• [Given request] From the entries that follow, list every line in which the string "circuit" appears.

Items listed in a dataset
- - - - - - -

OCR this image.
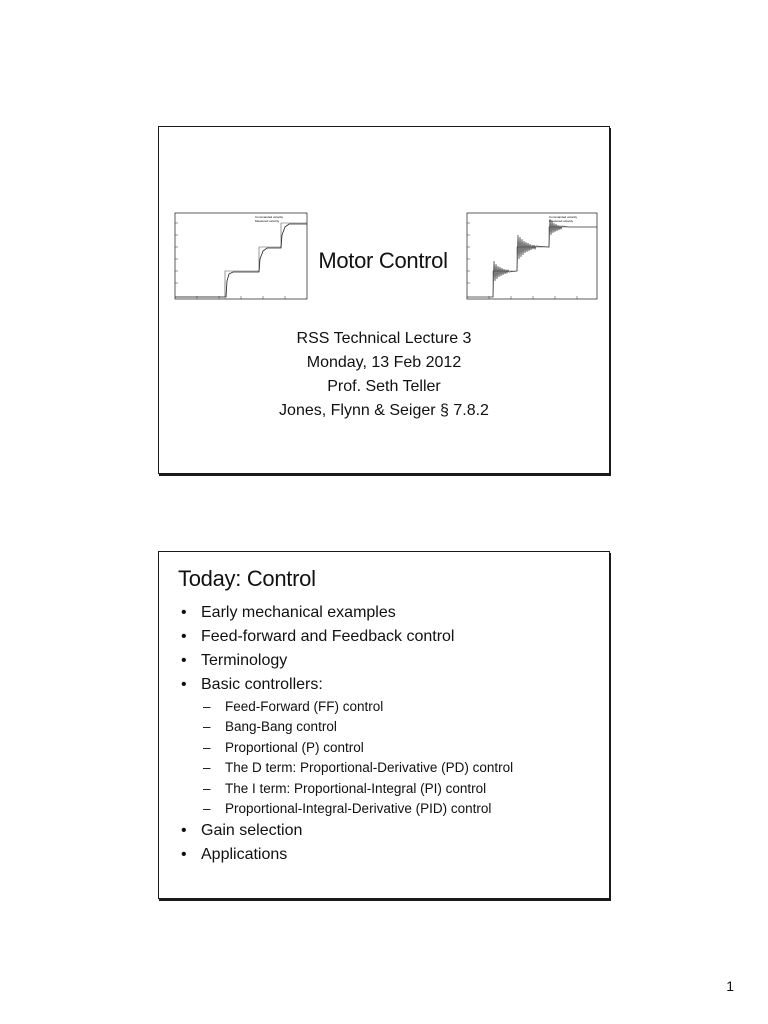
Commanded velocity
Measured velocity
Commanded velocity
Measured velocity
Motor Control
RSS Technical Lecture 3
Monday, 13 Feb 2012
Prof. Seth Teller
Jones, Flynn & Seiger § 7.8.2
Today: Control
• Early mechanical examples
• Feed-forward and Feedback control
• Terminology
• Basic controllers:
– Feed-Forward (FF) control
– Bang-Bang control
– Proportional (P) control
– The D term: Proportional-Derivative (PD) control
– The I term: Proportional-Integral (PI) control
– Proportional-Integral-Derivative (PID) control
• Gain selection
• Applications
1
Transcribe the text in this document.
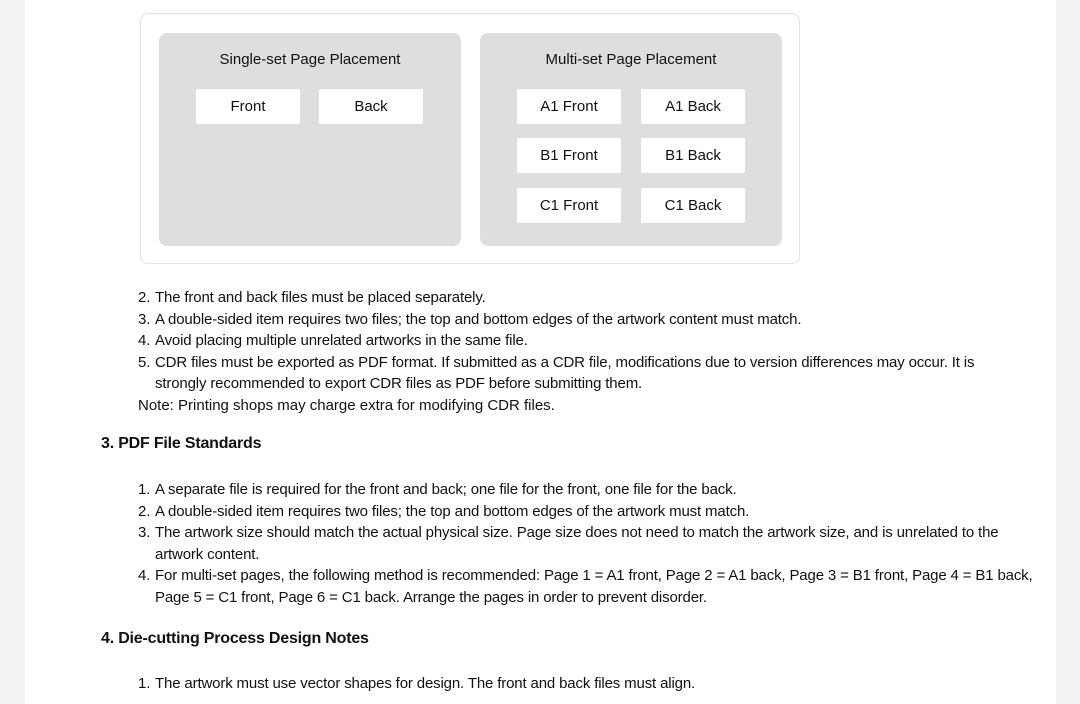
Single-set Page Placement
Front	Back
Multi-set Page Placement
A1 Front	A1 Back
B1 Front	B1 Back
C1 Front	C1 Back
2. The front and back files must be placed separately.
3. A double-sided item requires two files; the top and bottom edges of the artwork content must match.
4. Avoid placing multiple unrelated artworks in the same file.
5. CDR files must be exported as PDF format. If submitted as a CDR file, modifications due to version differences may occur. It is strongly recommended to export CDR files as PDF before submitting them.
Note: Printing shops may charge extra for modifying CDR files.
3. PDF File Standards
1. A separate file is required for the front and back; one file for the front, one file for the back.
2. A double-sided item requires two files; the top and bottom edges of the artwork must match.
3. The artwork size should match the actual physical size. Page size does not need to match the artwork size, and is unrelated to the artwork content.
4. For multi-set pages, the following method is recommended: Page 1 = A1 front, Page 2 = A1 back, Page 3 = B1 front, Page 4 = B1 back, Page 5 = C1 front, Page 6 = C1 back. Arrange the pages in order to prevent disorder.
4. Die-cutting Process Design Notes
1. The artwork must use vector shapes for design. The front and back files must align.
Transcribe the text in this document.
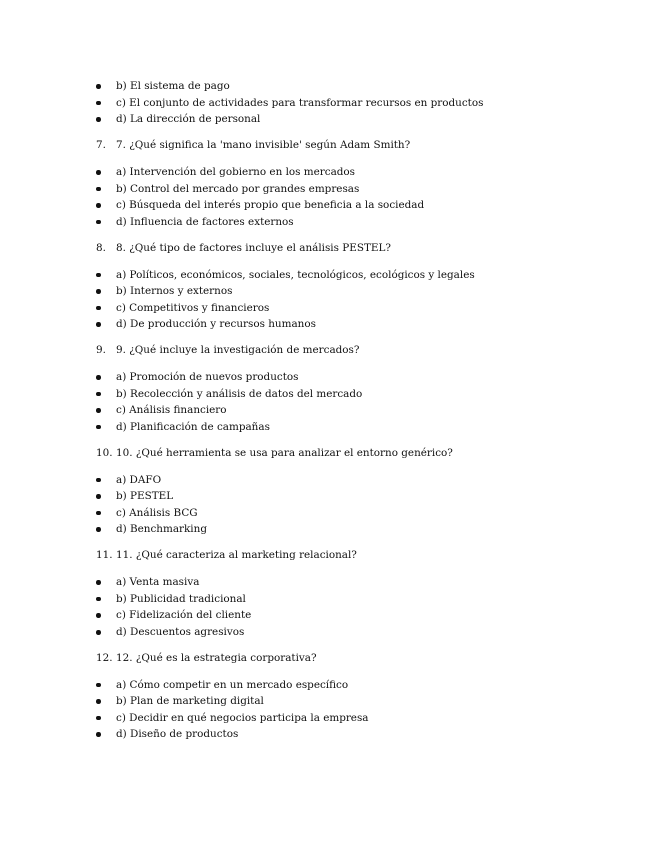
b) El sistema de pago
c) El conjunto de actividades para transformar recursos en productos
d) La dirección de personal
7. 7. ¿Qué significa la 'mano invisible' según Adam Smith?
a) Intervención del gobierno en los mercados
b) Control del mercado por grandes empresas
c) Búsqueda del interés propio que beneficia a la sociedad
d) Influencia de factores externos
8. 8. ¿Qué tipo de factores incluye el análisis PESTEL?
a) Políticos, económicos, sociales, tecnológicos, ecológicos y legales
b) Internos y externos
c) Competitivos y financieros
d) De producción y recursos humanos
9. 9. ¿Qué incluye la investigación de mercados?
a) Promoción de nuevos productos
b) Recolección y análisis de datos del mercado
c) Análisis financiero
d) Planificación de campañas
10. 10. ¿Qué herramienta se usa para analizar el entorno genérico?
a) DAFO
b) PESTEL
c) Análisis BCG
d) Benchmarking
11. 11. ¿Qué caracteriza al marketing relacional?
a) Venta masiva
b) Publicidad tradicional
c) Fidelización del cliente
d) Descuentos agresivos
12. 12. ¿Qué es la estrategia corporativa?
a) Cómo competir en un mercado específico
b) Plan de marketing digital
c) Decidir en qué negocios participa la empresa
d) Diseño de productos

- - - - - - -

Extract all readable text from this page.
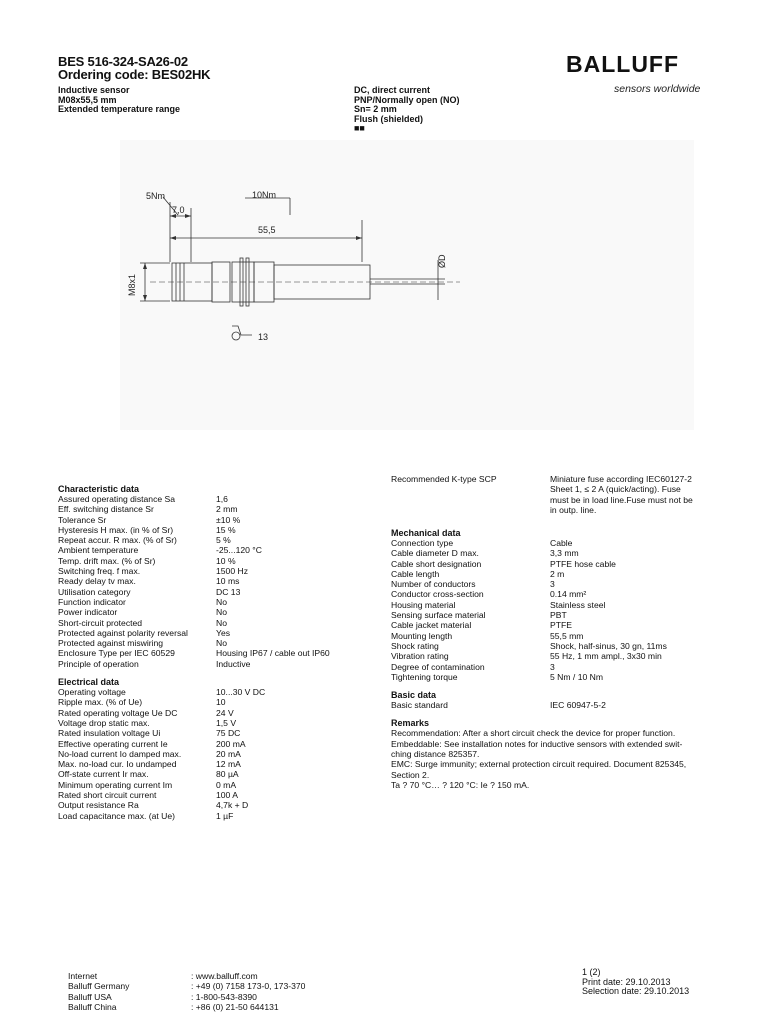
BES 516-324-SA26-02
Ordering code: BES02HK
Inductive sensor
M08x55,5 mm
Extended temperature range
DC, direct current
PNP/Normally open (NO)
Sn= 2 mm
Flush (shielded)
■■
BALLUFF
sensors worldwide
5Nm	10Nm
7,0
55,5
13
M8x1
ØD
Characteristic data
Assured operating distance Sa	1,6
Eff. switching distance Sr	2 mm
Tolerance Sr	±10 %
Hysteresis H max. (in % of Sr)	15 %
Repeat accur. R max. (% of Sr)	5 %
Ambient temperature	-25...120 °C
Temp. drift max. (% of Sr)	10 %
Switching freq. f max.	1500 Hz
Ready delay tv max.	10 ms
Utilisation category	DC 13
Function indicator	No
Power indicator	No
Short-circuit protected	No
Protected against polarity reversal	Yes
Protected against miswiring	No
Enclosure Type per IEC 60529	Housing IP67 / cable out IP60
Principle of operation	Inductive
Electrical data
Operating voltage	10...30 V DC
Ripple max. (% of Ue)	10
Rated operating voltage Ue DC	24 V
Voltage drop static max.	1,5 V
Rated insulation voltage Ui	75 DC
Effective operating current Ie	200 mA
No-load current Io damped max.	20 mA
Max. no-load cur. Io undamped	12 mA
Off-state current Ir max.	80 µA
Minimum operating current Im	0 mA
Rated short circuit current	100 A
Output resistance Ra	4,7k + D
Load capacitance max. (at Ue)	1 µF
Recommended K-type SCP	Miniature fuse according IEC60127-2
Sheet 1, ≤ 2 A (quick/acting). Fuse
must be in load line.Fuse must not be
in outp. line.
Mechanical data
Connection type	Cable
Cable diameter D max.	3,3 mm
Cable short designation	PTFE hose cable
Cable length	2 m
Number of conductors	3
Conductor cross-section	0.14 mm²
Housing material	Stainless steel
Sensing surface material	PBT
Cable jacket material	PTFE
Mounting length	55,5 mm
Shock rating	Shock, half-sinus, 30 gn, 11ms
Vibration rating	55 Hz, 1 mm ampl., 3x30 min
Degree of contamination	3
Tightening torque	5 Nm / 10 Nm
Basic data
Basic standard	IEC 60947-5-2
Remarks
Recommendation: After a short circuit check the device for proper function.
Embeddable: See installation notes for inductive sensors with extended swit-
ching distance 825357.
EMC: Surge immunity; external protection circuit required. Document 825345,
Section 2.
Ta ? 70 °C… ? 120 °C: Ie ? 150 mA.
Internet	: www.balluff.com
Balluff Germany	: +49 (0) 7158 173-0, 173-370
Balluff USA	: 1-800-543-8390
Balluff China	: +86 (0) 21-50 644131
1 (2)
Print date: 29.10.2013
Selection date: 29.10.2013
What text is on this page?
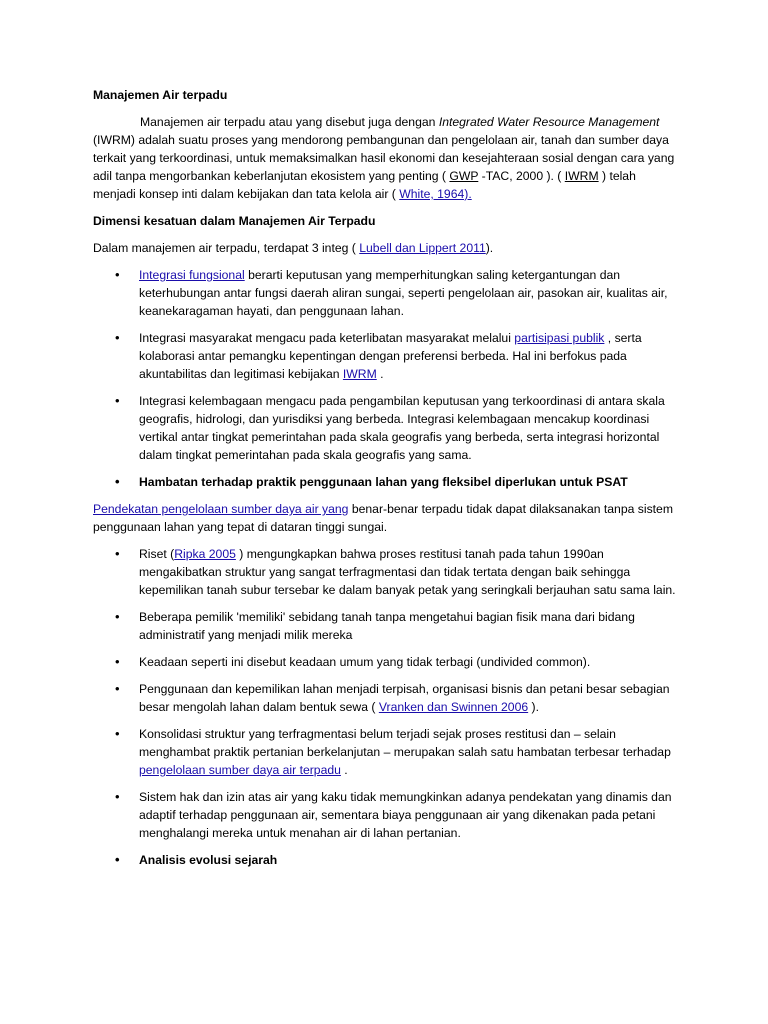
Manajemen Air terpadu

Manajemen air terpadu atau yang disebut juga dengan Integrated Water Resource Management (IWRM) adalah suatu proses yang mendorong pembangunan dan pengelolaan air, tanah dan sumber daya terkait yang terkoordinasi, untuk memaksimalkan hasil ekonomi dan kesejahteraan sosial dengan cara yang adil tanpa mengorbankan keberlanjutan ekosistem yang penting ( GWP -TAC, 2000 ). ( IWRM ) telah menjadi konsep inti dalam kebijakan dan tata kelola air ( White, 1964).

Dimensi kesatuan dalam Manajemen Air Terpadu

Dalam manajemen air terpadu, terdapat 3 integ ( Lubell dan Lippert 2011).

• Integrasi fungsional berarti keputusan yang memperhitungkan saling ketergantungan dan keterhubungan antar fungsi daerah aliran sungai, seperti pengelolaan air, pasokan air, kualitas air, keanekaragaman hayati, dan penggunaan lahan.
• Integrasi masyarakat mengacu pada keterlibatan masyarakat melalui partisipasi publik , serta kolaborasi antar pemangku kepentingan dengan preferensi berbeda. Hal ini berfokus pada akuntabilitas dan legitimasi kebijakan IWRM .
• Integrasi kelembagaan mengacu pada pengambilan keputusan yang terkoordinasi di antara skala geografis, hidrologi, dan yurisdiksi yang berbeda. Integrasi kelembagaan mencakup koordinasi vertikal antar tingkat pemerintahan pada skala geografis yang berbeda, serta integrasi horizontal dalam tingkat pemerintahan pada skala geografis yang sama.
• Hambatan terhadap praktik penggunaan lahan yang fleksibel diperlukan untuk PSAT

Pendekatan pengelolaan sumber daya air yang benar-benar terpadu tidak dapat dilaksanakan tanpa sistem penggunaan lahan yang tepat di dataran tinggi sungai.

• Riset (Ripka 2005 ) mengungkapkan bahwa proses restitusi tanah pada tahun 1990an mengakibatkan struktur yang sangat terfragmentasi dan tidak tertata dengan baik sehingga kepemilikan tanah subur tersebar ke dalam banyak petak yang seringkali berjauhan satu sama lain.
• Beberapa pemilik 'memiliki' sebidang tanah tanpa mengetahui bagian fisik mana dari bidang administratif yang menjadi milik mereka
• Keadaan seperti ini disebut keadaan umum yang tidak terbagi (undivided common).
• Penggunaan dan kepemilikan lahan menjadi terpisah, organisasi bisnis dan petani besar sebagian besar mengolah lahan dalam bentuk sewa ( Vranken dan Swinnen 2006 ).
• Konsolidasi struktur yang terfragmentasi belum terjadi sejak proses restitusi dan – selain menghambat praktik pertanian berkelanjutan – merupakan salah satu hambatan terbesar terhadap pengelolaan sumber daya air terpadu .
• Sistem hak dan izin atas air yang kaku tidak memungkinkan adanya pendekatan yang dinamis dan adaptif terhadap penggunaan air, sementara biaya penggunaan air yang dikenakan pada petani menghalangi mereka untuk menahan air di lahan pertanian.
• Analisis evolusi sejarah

- - - - - - -

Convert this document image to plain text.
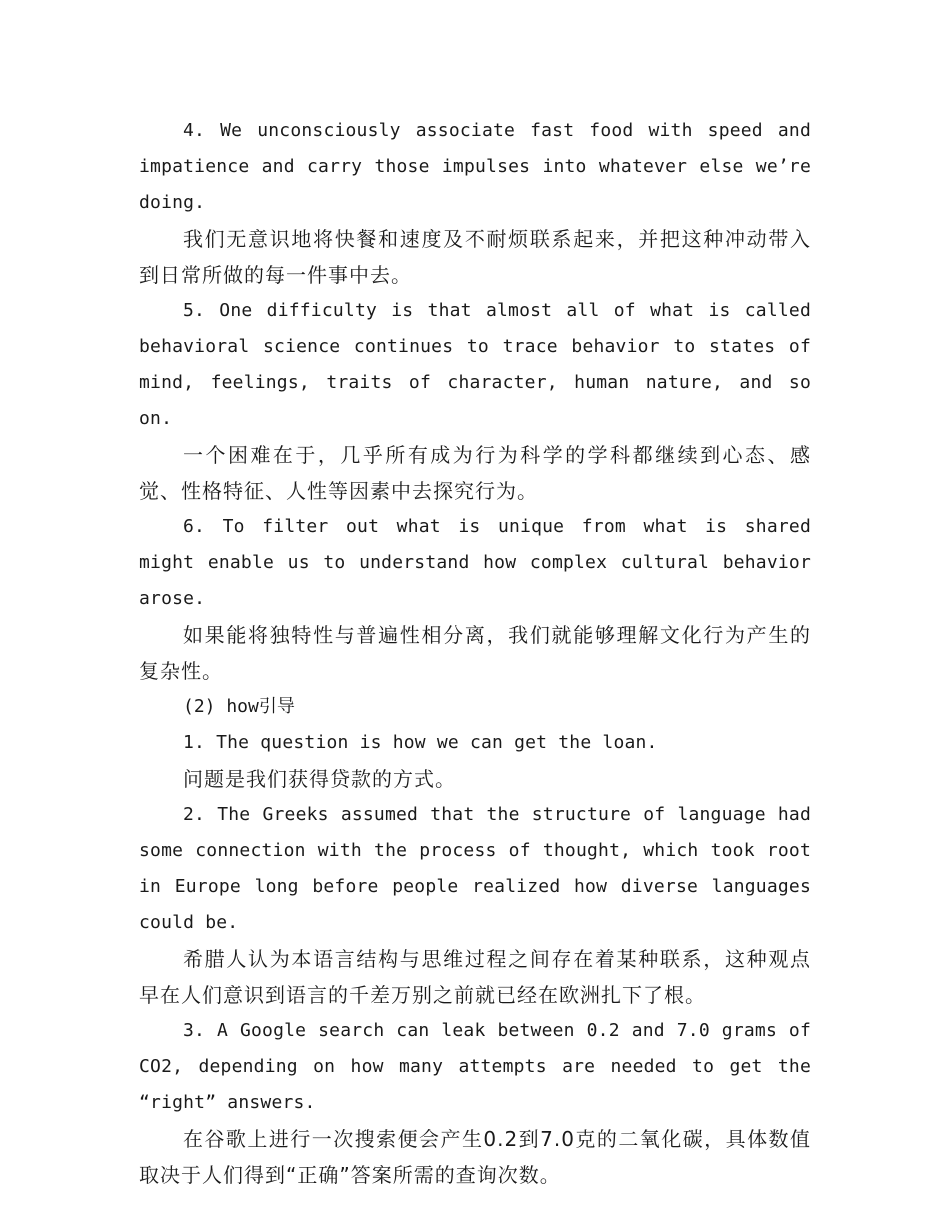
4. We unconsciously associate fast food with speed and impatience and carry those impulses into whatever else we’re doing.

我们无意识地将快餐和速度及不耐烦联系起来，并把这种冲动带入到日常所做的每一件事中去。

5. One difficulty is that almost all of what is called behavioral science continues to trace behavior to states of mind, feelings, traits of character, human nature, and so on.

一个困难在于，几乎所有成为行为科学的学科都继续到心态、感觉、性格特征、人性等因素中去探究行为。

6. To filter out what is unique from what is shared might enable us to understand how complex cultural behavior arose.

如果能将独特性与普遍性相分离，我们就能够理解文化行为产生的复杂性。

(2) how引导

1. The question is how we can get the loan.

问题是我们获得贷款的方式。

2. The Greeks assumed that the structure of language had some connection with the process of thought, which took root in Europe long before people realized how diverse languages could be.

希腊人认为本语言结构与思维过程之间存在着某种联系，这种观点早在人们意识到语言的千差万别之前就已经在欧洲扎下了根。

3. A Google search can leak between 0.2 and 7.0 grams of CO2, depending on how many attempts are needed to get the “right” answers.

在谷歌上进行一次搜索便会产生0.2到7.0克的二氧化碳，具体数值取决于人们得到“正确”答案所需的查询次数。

- - - - - - -

• [The solution]
Short-circuit protected	No
Rated short circuit current	100 A
Recommendation: After a short circuit check the device for proper function.
EMC: Surge immunity; external protection circuit required. Document 825345,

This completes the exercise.